* TASK DATA
= = = =
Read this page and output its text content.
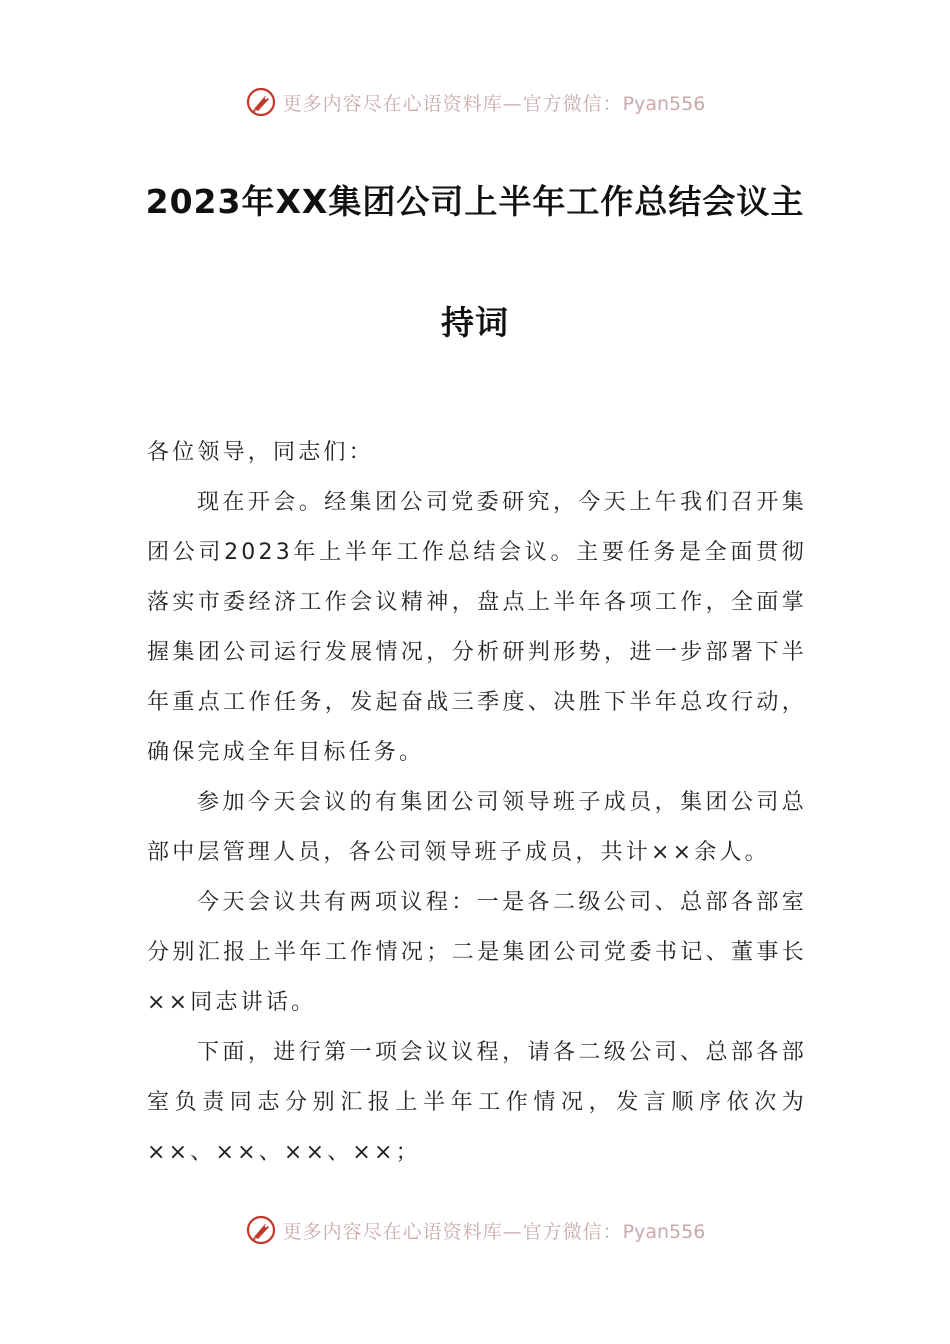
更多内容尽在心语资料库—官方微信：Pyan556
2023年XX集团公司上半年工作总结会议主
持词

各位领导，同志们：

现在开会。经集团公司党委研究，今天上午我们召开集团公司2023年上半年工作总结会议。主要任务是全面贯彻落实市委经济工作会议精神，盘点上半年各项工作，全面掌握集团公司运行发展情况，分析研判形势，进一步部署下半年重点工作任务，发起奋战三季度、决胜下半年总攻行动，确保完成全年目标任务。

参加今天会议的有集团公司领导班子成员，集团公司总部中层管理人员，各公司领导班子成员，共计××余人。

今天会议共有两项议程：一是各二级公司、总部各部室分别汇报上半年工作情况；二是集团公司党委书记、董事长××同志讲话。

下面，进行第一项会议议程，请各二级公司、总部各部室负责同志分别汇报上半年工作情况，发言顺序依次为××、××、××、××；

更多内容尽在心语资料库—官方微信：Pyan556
= = = =
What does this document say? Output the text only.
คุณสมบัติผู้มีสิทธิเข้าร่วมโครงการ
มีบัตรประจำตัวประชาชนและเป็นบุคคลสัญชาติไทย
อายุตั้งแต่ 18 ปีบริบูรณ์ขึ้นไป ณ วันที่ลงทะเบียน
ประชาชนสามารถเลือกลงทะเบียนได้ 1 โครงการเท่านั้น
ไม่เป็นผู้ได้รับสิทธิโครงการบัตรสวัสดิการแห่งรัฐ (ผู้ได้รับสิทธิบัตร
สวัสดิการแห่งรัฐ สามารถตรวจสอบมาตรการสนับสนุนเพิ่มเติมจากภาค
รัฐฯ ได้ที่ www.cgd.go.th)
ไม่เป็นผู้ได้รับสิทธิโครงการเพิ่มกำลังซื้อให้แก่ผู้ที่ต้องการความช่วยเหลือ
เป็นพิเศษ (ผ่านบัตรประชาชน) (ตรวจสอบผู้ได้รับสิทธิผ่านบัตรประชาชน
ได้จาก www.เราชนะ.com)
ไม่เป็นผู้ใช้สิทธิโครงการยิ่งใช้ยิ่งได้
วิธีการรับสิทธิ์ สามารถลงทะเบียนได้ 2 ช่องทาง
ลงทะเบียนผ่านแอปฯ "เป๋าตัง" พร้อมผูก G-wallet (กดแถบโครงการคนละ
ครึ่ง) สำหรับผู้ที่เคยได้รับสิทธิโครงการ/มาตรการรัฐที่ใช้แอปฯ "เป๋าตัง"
= = = =
* TASK INSTRUCTIONS
Make a list of all lines in the data that contain "ยนได".

* RESULT BELOW
ประชาชนสามารถเลือกลงทะเบียนได้ 1 โครงการเท่านั้น
วิธีการรับสิทธิ์ สามารถลงทะเบียนได้ 2 ช่องทาง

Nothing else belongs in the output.